Some digging revealed that the new farmer colony worrying Freidel near El Peru is not at all a unique phenomenon. Today there are more than 1,100 ongoing land disputes in Guatemala, a country where 2 percent of the landlords own 62 percent of all farmland and 94 percent of the population is left with 18 percent of the soil that can be cultivated. This is the worst distribution inequality in Latin America, and the country’s special prosecutor for human rights had already warned that the land battle was going to blow up if left unaddressed. Landless farmers have staged mass demonstrations, seized oil wells, and held tourists captive to publicize their plight. Like the others, the farmers in the new colony near El Peru were openly defying the authorities when they cleared land to feed their families. It just didn’t make sense to me that men involved in criminal activity would make such a high-profile, confrontational stand.

I tried to get in touch with the director of the NGO who knows Paso Caballos well. Surely, Rosa Maria Chan at ProPeten could help me understand the dynamics on the ground. I called her office and left messages in Spanish with everyone who picked up the phone. I wheedled her cell-phone number out of a secretary and filled up her voice mail. Then, by e-mail, I sent Chan a set of detailed questions in Spanish. What was going on with this new community near El Peru? Did any of the men who’d split off from Paso Caballos have ties to the drug trade? Or were they just trying to grow food like everybody else? If the army did make a strong response, would innocent citizens be at risk?  She never responded, which is common in our business, but this particular cold shoulder bugged me. Why wouldn’t she want to get the word out about the troubles of her fellow Mayans? It made no sense, and it made me mad until I saw a report that  activists who support the land rights movement were being assassinated.

Recorded data:
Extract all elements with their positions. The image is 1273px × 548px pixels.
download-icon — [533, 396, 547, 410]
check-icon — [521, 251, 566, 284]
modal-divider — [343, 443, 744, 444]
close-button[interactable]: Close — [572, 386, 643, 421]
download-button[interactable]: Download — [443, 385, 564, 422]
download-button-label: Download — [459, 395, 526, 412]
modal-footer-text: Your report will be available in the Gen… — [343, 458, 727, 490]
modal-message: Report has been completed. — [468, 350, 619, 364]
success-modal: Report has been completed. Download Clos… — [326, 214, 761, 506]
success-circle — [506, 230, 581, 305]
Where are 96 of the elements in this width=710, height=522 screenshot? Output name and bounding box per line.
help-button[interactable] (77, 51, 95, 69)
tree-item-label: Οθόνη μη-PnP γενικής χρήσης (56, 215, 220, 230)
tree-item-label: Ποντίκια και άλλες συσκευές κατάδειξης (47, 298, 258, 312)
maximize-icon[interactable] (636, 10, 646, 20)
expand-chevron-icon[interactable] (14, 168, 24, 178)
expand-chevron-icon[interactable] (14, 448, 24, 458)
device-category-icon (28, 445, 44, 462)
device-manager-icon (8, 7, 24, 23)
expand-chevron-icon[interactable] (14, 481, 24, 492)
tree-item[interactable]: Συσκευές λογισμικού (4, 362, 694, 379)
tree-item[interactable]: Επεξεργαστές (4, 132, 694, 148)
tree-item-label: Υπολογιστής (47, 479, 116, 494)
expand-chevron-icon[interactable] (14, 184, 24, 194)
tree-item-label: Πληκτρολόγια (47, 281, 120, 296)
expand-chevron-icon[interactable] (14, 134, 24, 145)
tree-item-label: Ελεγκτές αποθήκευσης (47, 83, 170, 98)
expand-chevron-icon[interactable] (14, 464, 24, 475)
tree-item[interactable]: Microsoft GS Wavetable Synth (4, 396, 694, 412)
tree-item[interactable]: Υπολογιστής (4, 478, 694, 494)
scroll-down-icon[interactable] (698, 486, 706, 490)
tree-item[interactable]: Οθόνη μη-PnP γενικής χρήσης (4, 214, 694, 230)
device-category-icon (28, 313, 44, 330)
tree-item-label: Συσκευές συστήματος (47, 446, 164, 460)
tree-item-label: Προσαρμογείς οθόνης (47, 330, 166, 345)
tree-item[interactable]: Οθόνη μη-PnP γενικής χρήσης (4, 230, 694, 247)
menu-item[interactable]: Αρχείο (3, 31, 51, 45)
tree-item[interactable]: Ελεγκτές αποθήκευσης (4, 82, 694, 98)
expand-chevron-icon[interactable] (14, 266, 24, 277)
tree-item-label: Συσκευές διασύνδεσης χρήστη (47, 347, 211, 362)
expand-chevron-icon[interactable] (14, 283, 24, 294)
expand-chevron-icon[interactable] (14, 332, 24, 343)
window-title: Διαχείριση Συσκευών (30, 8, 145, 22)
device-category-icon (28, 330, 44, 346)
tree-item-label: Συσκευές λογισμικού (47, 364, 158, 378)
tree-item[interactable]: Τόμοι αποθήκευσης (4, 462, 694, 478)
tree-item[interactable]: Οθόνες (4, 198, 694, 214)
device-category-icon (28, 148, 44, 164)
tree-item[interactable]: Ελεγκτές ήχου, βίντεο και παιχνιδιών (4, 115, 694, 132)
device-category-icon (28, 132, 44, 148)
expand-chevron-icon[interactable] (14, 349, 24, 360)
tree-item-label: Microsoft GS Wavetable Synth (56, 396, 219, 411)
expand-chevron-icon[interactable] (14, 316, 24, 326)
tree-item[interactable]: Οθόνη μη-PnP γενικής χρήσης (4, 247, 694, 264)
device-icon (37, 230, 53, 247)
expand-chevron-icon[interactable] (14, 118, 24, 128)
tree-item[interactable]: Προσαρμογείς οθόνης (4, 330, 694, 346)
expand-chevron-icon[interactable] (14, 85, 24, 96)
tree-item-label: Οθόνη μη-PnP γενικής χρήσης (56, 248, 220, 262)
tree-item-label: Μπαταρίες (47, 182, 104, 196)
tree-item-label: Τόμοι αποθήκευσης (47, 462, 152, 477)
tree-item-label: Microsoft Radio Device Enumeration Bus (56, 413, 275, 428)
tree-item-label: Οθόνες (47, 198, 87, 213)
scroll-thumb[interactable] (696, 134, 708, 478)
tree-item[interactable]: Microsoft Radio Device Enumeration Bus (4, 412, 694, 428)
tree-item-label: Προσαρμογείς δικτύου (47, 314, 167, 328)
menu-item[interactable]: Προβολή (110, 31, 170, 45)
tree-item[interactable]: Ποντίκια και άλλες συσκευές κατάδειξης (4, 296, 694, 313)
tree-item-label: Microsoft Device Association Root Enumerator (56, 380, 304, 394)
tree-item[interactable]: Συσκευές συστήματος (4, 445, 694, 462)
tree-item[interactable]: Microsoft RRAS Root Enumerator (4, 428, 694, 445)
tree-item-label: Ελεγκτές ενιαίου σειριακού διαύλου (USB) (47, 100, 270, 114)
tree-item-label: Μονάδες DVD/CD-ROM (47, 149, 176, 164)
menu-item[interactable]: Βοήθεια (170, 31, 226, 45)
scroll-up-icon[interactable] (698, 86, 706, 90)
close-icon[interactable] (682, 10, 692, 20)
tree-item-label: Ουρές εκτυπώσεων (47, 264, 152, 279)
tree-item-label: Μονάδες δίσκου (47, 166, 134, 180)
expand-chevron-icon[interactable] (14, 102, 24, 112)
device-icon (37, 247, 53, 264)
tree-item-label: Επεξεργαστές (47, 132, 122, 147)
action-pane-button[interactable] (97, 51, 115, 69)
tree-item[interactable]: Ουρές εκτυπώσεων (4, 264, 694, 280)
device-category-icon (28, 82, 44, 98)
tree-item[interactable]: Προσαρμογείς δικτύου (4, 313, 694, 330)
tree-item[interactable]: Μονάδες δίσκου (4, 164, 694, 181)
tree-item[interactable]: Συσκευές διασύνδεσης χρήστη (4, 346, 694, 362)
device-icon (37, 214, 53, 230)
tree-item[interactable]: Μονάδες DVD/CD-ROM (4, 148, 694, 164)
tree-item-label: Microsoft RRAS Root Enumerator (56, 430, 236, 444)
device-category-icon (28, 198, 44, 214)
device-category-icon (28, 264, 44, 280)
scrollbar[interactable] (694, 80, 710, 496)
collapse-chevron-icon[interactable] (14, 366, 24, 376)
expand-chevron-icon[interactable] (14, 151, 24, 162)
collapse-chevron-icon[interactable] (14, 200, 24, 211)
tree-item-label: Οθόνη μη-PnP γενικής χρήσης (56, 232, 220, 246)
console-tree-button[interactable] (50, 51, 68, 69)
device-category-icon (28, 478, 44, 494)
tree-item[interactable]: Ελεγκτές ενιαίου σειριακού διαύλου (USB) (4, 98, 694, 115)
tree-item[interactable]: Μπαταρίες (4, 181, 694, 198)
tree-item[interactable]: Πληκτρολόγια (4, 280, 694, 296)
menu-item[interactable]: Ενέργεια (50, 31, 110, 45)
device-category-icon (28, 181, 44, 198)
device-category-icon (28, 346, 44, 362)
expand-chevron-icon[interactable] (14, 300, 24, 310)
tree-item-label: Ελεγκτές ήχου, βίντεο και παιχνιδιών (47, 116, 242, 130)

**WHAT TO DO**
Condense the paragraph of the land-dispute passage beginning "Some digging revealed" into a shorter paragraph that keeps its main facts.

**THE COMPLETED TASK**
The new farmer colony near El Peru that worried Freidel is not unique. Guatemala has more than 1,100 ongoing land disputes. There, 2 percent of landlords own 62 percent of farmland, while 94 percent of the population has 18 percent of the cultivable soil. This is the worst distribution inequality in Latin America, and the country's special prosecutor for human rights had warned that the conflict would blow up if left unaddressed. Landless farmers have held mass demonstrations, seized oil wells, and taken tourists captive to publicize their plight. The El Peru farmers likewise openly defied the authorities by clearing land to feed their families, which made it seem unlikely that they were criminals, since criminals would hardly take such a high-profile, confrontational stand.